## BRIEF
Write out every entry, unchanged. Skip any picture.

## RAW RECORDS
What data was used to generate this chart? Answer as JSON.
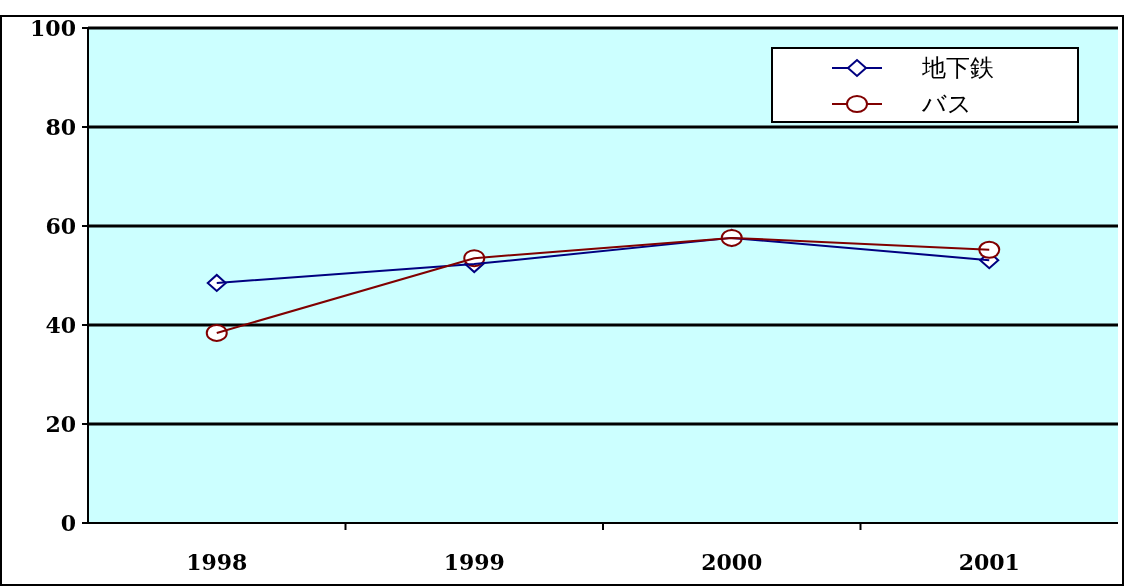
{
  "chart_data": {
    "type": "line",
    "categories": [
      "1998",
      "1999",
      "2000",
      "2001"
    ],
    "series": [
      {
        "name": "地下鉄",
        "color": "#000080",
        "marker": "diamond",
        "values": [
          48.5,
          52.3,
          57.6,
          53.1
        ]
      },
      {
        "name": "バス",
        "color": "#800000",
        "marker": "circle",
        "values": [
          38.4,
          53.5,
          57.6,
          55.2
        ]
      }
    ],
    "ylim": [
      0,
      100
    ],
    "yticks": [
      0,
      20,
      40,
      60,
      80,
      100
    ],
    "grid": "y",
    "legend": "top right"
  }
}
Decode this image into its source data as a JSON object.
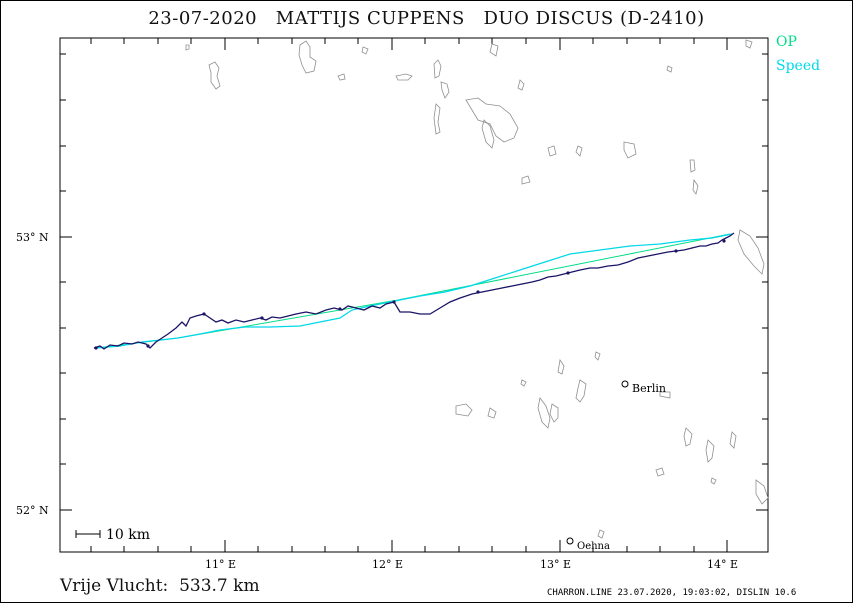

## TASK RESPONSE
What data was used to generate this chart? Answer as JSON.
{
  "chart_data": {
    "type": "line",
    "categories": [
      "1998",
      "1999",
      "2000",
      "2001"
    ],
    "series": [
      {
        "name": "地下鉄",
        "color": "#000080",
        "marker": "diamond",
        "values": [
          48.5,
          52.3,
          57.6,
          53.1
        ]
      },
      {
        "name": "バス",
        "color": "#800000",
        "marker": "circle",
        "values": [
          38.4,
          53.5,
          57.6,
          55.2
        ]
      }
    ],
    "ylim": [
      0,
      100
    ],
    "yticks": [
      0,
      20,
      40,
      60,
      80,
      100
    ],
    "grid": "y",
    "legend": "top right"
  }
}
Decode this image into its source data as a JSON object.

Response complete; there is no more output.